## DATA SHOWN

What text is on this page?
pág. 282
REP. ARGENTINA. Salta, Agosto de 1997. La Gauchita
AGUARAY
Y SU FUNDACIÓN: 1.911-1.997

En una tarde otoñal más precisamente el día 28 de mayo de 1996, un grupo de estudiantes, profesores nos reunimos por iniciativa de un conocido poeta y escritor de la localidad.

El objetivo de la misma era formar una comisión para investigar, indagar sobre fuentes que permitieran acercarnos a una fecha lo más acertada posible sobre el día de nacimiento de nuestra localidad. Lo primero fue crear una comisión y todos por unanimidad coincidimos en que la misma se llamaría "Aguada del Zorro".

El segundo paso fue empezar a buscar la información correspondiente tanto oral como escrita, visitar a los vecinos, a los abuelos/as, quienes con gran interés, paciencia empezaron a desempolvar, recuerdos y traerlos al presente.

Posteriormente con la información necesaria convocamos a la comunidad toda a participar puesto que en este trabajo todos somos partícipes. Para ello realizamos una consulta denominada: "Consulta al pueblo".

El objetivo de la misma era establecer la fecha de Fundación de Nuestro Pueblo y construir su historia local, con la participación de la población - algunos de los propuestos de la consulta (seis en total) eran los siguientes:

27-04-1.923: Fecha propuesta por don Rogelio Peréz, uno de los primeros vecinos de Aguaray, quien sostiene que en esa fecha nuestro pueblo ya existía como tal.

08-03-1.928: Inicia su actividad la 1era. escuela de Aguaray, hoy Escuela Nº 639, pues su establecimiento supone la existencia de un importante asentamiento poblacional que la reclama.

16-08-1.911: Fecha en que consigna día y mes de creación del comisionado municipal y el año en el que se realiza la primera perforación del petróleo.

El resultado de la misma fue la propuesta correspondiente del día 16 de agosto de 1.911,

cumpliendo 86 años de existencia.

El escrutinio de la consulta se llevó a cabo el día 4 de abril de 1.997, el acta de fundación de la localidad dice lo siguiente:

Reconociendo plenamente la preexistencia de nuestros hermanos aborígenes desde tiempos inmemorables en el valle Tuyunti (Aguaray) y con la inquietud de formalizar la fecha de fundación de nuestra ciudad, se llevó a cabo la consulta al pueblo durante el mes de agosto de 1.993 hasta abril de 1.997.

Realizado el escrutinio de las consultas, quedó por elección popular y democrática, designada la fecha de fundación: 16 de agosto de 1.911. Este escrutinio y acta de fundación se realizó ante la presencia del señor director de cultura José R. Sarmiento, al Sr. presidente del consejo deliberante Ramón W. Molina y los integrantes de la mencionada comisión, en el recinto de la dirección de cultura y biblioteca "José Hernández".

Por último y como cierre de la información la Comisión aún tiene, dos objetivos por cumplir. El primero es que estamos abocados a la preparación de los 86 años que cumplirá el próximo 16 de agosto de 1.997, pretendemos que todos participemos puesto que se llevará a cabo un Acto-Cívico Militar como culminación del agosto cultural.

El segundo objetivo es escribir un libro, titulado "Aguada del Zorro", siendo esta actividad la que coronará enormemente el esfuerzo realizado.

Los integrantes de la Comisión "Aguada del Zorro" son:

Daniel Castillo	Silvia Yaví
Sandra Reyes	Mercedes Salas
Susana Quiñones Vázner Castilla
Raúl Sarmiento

## ABOUT THIS TASK
Each line in the data that holds the string "segundo" needs to be copied.

## RESPONSE TO THIS TASK
El segundo paso fue empezar a buscar la información correspondiente tanto oral como escrita, visitar a los vecinos, a los abuelos/as, quienes con gran interés, paciencia empezaron a desempolvar, recuerdos y traerlos al presente.
El segundo objetivo es escribir un libro, titulado "Aguada del Zorro", siendo esta actividad la que coronará enormemente el esfuerzo realizado.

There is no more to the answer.